> **Task objective**: Please give the listing again in its entirety, exactly as written.

— begin Dataset content —

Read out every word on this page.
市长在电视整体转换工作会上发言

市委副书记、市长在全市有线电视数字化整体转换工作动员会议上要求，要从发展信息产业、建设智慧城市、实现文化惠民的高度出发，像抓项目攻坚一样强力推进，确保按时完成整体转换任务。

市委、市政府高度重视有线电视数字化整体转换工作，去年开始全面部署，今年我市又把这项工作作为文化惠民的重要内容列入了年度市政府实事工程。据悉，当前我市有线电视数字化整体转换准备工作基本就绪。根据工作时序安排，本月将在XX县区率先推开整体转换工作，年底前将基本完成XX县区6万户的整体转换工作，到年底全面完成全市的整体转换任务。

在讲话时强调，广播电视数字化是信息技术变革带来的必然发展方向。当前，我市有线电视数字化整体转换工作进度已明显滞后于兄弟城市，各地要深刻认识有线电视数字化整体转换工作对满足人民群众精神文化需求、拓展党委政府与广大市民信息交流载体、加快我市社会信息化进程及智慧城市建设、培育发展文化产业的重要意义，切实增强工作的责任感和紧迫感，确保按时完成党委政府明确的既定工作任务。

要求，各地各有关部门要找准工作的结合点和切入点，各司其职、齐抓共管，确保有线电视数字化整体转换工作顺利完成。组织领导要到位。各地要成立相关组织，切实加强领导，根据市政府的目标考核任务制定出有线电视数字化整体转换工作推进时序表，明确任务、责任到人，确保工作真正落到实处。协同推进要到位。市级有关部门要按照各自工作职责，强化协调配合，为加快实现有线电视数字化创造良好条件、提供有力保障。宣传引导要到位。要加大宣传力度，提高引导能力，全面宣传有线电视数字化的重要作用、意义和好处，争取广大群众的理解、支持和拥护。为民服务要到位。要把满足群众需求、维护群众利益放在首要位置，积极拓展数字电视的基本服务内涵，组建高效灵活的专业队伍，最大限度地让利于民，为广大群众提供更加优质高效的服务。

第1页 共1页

— end Dataset content —

> **Worked answer**:
Read out every word on this page.
市长在电视整体转换工作会上发言

市委副书记、市长在全市有线电视数字化整体转换工作动员会议上要求，要从发展信息产业、建设智慧城市、实现文化惠民的高度出发，像抓项目攻坚一样强力推进，确保按时完成整体转换任务。

市委、市政府高度重视有线电视数字化整体转换工作，去年开始全面部署，今年我市又把这项工作作为文化惠民的重要内容列入了年度市政府实事工程。据悉，当前我市有线电视数字化整体转换准备工作基本就绪。根据工作时序安排，本月将在XX县区率先推开整体转换工作，年底前将基本完成XX县区6万户的整体转换工作，到年底全面完成全市的整体转换任务。

在讲话时强调，广播电视数字化是信息技术变革带来的必然发展方向。当前，我市有线电视数字化整体转换工作进度已明显滞后于兄弟城市，各地要深刻认识有线电视数字化整体转换工作对满足人民群众精神文化需求、拓展党委政府与广大市民信息交流载体、加快我市社会信息化进程及智慧城市建设、培育发展文化产业的重要意义，切实增强工作的责任感和紧迫感，确保按时完成党委政府明确的既定工作任务。

要求，各地各有关部门要找准工作的结合点和切入点，各司其职、齐抓共管，确保有线电视数字化整体转换工作顺利完成。组织领导要到位。各地要成立相关组织，切实加强领导，根据市政府的目标考核任务制定出有线电视数字化整体转换工作推进时序表，明确任务、责任到人，确保工作真正落到实处。协同推进要到位。市级有关部门要按照各自工作职责，强化协调配合，为加快实现有线电视数字化创造良好条件、提供有力保障。宣传引导要到位。要加大宣传力度，提高引导能力，全面宣传有线电视数字化的重要作用、意义和好处，争取广大群众的理解、支持和拥护。为民服务要到位。要把满足群众需求、维护群众利益放在首要位置，积极拓展数字电视的基本服务内涵，组建高效灵活的专业队伍，最大限度地让利于民，为广大群众提供更加优质高效的服务。

第1页 共1页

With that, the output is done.